_EXERCISE PROMPT_. In the material below, find each line holding the string "marker" and copy it.

(Figure content listings)

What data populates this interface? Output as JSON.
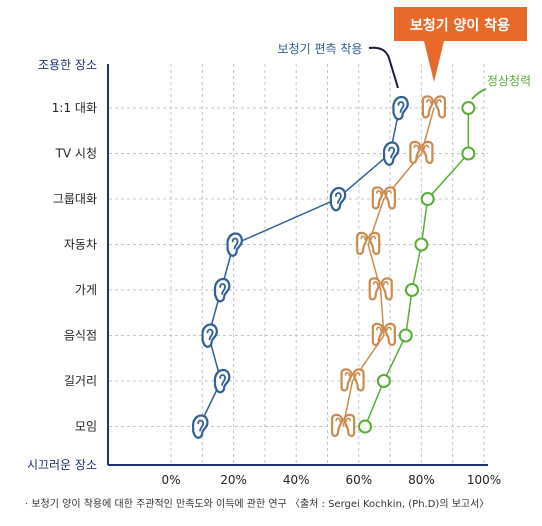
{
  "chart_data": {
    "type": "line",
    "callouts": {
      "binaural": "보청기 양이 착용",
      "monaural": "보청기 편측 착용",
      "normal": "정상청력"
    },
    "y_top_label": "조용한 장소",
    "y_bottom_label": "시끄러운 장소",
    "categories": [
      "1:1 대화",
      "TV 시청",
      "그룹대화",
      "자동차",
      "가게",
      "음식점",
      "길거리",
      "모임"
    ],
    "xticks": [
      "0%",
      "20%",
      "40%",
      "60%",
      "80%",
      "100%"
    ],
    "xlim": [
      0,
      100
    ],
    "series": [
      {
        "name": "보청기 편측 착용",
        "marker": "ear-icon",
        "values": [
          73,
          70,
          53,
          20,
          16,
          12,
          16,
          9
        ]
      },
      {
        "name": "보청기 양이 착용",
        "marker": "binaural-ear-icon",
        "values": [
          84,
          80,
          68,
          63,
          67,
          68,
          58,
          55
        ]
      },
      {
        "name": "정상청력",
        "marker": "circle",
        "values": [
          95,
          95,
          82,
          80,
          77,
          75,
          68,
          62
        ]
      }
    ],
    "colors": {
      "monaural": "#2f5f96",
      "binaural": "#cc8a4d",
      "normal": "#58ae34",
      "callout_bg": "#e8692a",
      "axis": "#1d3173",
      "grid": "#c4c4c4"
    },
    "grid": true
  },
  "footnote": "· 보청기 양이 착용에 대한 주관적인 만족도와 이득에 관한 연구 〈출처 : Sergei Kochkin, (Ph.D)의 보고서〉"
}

_RESPONSE BELOW_.
        "marker": "ear-icon",
        "marker": "binaural-ear-icon",
        "marker": "circle",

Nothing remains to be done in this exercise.